--- START Exercise input ---

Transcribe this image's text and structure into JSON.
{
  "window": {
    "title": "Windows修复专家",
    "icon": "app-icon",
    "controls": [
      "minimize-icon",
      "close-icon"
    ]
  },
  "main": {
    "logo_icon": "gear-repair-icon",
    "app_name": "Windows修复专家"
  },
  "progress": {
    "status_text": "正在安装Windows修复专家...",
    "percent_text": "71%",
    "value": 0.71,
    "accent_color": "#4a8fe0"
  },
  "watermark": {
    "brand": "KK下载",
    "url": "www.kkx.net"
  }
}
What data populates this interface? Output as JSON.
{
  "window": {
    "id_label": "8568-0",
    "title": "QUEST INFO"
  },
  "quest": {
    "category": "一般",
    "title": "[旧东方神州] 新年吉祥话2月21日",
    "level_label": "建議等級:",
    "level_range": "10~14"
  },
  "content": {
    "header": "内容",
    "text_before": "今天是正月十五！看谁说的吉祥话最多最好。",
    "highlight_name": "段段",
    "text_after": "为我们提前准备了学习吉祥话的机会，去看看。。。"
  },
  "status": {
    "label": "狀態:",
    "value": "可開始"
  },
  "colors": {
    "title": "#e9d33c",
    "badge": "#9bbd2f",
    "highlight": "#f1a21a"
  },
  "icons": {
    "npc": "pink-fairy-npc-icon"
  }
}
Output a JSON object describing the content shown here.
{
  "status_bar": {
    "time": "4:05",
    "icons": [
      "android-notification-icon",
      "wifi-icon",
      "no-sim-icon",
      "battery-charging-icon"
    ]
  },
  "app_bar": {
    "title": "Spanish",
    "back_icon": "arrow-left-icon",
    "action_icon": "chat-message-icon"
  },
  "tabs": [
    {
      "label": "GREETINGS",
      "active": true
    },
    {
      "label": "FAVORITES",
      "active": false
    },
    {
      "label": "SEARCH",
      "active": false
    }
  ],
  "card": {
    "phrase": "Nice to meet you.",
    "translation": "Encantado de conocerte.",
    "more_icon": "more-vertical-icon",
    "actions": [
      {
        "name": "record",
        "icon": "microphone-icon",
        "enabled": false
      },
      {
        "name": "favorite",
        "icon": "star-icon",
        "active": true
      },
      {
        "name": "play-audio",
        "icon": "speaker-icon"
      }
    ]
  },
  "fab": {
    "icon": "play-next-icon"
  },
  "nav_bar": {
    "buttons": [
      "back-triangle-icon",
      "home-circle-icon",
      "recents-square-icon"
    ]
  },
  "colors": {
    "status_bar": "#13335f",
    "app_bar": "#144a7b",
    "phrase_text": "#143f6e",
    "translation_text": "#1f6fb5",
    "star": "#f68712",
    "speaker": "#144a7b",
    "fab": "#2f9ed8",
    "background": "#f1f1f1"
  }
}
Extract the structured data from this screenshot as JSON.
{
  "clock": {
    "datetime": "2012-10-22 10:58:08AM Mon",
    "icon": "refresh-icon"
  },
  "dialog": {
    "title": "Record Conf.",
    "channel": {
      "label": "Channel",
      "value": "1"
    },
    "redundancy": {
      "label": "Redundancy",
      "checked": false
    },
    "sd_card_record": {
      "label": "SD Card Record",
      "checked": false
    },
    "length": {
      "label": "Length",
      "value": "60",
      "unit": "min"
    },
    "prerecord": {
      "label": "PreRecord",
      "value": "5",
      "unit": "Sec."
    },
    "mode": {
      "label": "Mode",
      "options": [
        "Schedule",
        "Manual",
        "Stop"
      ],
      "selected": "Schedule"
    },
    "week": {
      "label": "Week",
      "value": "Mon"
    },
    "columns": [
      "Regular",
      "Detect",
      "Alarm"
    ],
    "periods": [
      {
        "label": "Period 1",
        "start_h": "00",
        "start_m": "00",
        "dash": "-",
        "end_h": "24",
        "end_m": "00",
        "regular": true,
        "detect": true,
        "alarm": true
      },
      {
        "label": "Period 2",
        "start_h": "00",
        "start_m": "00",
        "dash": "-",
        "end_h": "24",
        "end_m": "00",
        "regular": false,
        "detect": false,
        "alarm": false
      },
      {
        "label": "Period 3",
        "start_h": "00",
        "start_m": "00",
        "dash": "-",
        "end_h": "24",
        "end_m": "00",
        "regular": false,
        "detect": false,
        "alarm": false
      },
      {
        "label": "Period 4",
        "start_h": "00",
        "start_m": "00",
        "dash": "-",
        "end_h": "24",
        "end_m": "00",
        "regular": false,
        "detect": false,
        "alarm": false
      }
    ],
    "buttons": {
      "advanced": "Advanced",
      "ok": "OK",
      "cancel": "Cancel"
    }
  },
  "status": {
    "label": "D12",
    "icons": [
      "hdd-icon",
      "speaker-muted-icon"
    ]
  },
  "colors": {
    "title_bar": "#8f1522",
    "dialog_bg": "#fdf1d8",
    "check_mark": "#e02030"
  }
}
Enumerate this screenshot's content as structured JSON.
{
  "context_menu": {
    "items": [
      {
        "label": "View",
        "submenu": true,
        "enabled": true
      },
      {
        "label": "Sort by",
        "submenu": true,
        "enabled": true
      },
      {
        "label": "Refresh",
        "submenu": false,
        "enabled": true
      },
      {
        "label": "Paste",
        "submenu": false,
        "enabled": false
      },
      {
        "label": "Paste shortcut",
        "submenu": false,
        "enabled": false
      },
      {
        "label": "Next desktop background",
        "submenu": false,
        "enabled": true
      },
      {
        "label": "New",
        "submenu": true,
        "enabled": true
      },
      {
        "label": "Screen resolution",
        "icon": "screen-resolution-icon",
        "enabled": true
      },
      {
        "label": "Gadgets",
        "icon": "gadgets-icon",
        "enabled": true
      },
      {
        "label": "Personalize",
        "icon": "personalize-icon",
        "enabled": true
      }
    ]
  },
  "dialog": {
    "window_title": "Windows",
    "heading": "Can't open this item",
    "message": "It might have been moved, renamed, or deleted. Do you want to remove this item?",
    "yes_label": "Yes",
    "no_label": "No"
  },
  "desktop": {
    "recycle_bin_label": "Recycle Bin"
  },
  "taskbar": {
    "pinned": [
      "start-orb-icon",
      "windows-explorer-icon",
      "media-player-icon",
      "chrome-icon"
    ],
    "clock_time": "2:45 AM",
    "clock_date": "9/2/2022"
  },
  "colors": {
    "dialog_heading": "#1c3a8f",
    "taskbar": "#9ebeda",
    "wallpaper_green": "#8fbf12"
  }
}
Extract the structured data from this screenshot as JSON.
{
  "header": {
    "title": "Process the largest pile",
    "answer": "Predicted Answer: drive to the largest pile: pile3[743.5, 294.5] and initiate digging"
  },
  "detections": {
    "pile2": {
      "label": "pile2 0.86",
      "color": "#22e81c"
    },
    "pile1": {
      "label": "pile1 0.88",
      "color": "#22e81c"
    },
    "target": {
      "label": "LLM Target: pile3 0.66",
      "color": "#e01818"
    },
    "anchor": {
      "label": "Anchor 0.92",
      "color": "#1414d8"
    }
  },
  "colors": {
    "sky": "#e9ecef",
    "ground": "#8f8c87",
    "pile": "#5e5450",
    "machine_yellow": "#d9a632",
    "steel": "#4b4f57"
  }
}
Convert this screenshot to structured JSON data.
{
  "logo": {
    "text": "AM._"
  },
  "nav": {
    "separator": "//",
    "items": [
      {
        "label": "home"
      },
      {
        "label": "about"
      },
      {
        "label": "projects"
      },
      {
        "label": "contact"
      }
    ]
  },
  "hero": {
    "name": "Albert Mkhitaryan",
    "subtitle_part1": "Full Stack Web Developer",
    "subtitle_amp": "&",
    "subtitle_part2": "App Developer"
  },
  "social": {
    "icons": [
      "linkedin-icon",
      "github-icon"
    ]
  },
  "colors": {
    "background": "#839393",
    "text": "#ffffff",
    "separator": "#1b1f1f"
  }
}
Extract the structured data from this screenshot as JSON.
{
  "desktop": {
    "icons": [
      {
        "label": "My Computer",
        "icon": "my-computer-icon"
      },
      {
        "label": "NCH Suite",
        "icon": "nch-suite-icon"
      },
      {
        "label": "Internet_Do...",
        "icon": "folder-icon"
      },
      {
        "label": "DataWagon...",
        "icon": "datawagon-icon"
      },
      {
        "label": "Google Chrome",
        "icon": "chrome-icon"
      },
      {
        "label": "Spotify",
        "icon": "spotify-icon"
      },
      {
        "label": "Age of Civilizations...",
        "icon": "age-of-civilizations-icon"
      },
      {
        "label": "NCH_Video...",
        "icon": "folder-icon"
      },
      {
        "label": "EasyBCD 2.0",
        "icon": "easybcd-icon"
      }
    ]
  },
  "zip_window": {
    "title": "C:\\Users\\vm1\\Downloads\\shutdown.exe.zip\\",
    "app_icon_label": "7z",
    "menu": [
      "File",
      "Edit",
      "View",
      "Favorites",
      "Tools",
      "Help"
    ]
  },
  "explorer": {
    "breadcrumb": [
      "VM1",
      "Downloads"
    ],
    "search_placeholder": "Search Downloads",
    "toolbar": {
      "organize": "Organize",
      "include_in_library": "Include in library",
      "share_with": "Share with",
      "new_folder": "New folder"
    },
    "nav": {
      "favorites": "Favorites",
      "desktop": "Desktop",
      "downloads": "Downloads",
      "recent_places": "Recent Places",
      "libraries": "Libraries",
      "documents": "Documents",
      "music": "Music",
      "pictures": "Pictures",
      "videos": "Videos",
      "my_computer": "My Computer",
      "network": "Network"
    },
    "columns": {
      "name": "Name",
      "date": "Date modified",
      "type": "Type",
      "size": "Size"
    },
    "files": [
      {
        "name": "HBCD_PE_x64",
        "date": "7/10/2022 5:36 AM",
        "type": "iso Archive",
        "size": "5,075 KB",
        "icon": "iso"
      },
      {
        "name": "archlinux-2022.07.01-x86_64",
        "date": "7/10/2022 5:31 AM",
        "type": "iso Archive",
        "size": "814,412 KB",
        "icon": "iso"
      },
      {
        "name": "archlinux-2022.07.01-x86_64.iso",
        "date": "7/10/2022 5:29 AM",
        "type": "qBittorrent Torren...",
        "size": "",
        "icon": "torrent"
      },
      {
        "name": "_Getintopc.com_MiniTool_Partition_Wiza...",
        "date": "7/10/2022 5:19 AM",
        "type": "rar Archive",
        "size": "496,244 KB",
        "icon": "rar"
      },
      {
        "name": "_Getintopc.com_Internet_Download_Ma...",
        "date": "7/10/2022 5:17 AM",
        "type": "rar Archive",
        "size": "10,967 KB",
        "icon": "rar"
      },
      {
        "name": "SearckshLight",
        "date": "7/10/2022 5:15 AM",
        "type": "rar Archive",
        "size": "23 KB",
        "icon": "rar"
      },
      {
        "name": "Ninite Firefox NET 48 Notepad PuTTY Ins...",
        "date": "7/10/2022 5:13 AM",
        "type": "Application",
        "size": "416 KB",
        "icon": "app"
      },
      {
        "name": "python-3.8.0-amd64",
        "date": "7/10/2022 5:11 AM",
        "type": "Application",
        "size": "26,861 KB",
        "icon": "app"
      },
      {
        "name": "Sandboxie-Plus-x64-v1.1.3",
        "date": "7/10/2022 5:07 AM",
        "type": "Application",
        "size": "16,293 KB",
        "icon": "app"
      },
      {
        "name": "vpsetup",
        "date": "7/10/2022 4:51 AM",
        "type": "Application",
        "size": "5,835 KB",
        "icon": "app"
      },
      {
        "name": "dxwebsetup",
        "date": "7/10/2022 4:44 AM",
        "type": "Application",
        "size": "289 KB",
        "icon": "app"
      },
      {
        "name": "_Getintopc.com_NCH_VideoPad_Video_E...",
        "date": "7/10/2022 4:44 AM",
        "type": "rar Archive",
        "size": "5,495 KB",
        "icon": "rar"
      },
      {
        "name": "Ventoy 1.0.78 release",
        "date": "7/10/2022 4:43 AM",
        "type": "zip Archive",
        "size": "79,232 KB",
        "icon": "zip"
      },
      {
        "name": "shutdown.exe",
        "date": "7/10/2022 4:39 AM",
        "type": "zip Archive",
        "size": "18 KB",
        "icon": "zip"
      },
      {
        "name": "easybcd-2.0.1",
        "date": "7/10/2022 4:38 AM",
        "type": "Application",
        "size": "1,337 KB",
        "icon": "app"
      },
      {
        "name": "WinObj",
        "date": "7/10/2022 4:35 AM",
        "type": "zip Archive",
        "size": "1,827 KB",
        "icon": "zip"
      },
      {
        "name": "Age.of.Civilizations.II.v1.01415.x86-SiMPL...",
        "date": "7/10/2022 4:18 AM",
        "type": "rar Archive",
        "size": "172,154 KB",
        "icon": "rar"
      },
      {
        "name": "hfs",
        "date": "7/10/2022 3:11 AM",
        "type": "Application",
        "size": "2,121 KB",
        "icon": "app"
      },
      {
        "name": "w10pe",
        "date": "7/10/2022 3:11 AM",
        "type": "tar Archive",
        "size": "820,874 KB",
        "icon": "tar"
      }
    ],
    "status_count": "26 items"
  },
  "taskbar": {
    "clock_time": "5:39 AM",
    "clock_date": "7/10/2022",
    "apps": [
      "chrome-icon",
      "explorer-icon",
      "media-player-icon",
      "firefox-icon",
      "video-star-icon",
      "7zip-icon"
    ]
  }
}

--- END Exercise input ---

■ Your task
Give nothing but the count of lines in the listing above that hold the string "background".

■ Solution for this task
3